• **Raw records**:
________________________

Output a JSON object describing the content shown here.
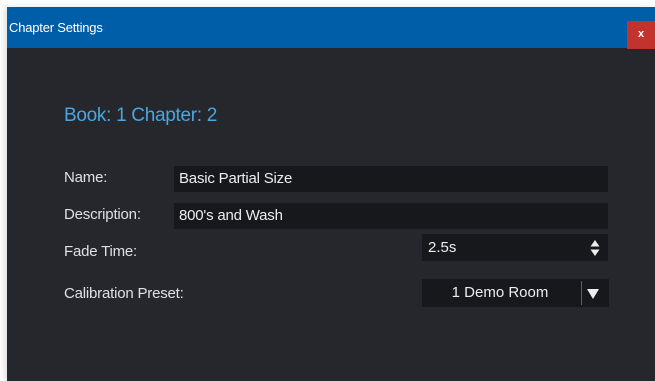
{
  "window": {
    "title": "Chapter Settings",
    "close_label": "x"
  },
  "heading": "Book: 1 Chapter: 2",
  "form": {
    "name_label": "Name:",
    "name_value": "Basic Partial Size",
    "description_label": "Description:",
    "description_value": "800's and Wash",
    "fade_time_label": "Fade Time:",
    "fade_time_value": "2.5s",
    "calibration_label": "Calibration Preset:",
    "calibration_value": "1 Demo Room"
  },
  "colors": {
    "titlebar": "#005ea8",
    "close": "#c1332c",
    "background": "#25272c",
    "field": "#16181c",
    "heading": "#4aa6e0"
  },
  "icons": {
    "stepper": "up-down-arrows-icon",
    "dropdown": "triangle-down-icon"
  }
}
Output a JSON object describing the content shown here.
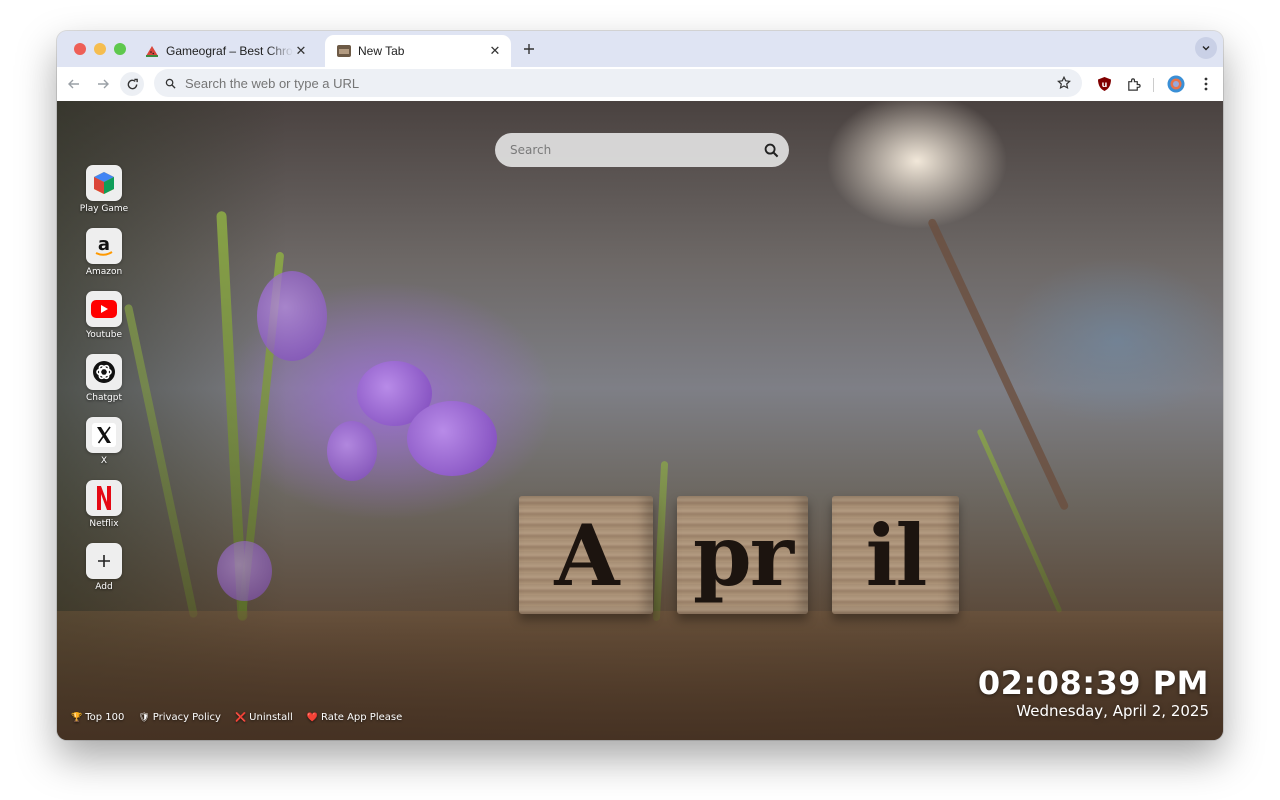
{
  "browser": {
    "tabs": [
      {
        "title": "Gameograf – Best Chrome Li",
        "favicon": "watermelon-icon",
        "active": false
      },
      {
        "title": "New Tab",
        "favicon": "new-tab-thumbnail-icon",
        "active": true
      }
    ],
    "omnibox": {
      "placeholder": "Search the web or type a URL",
      "value": "Search the web or type a URL"
    },
    "extensions": [
      "ublock-icon",
      "puzzle-icon",
      "profile-avatar-icon",
      "kebab-menu-icon"
    ]
  },
  "newtab": {
    "search": {
      "placeholder": "Search"
    },
    "background_text": [
      "A",
      "pr",
      "il"
    ],
    "shortcuts": [
      {
        "label": "Play Game",
        "icon": "cube-icon"
      },
      {
        "label": "Amazon",
        "icon": "amazon-icon"
      },
      {
        "label": "Youtube",
        "icon": "youtube-icon"
      },
      {
        "label": "Chatgpt",
        "icon": "chatgpt-icon"
      },
      {
        "label": "X",
        "icon": "x-logo-icon"
      },
      {
        "label": "Netflix",
        "icon": "netflix-icon"
      },
      {
        "label": "Add",
        "icon": "plus-icon"
      }
    ],
    "footer_links": [
      {
        "emoji": "🏆",
        "label": "Top 100"
      },
      {
        "emoji": "🛡",
        "label": "Privacy Policy"
      },
      {
        "emoji": "❌",
        "label": "Uninstall"
      },
      {
        "emoji": "❤️",
        "label": "Rate App Please"
      }
    ],
    "clock": {
      "time": "02:08:39 PM",
      "date": "Wednesday, April 2, 2025"
    }
  }
}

________________________

Without the pictures, repeat the listing above exactly.

Output a JSON object describing the content shown here.
{
  "window": {
    "title": "Chapter Settings",
    "close_label": "x"
  },
  "heading": "Book: 1 Chapter: 2",
  "form": {
    "name_label": "Name:",
    "name_value": "Basic Partial Size",
    "description_label": "Description:",
    "description_value": "800's and Wash",
    "fade_time_label": "Fade Time:",
    "fade_time_value": "2.5s",
    "calibration_label": "Calibration Preset:",
    "calibration_value": "1 Demo Room"
  },
  "colors": {
    "titlebar": "#005ea8",
    "close": "#c1332c",
    "background": "#25272c",
    "field": "#16181c",
    "heading": "#4aa6e0"
  },
  "icons": {
    "stepper": "up-down-arrows-icon",
    "dropdown": "triangle-down-icon"
  }
}
Output a JSON object describing the content shown here.
{
  "browser": {
    "tabs": [
      {
        "title": "Gameograf – Best Chrome Li",
        "favicon": "watermelon-icon",
        "active": false
      },
      {
        "title": "New Tab",
        "favicon": "new-tab-thumbnail-icon",
        "active": true
      }
    ],
    "omnibox": {
      "placeholder": "Search the web or type a URL",
      "value": "Search the web or type a URL"
    },
    "extensions": [
      "ublock-icon",
      "puzzle-icon",
      "profile-avatar-icon",
      "kebab-menu-icon"
    ]
  },
  "newtab": {
    "search": {
      "placeholder": "Search"
    },
    "background_text": [
      "A",
      "pr",
      "il"
    ],
    "shortcuts": [
      {
        "label": "Play Game",
        "icon": "cube-icon"
      },
      {
        "label": "Amazon",
        "icon": "amazon-icon"
      },
      {
        "label": "Youtube",
        "icon": "youtube-icon"
      },
      {
        "label": "Chatgpt",
        "icon": "chatgpt-icon"
      },
      {
        "label": "X",
        "icon": "x-logo-icon"
      },
      {
        "label": "Netflix",
        "icon": "netflix-icon"
      },
      {
        "label": "Add",
        "icon": "plus-icon"
      }
    ],
    "footer_links": [
      {
        "emoji": "🏆",
        "label": "Top 100"
      },
      {
        "emoji": "🛡",
        "label": "Privacy Policy"
      },
      {
        "emoji": "❌",
        "label": "Uninstall"
      },
      {
        "emoji": "❤️",
        "label": "Rate App Please"
      }
    ],
    "clock": {
      "time": "02:08:39 PM",
      "date": "Wednesday, April 2, 2025"
    }
  }
}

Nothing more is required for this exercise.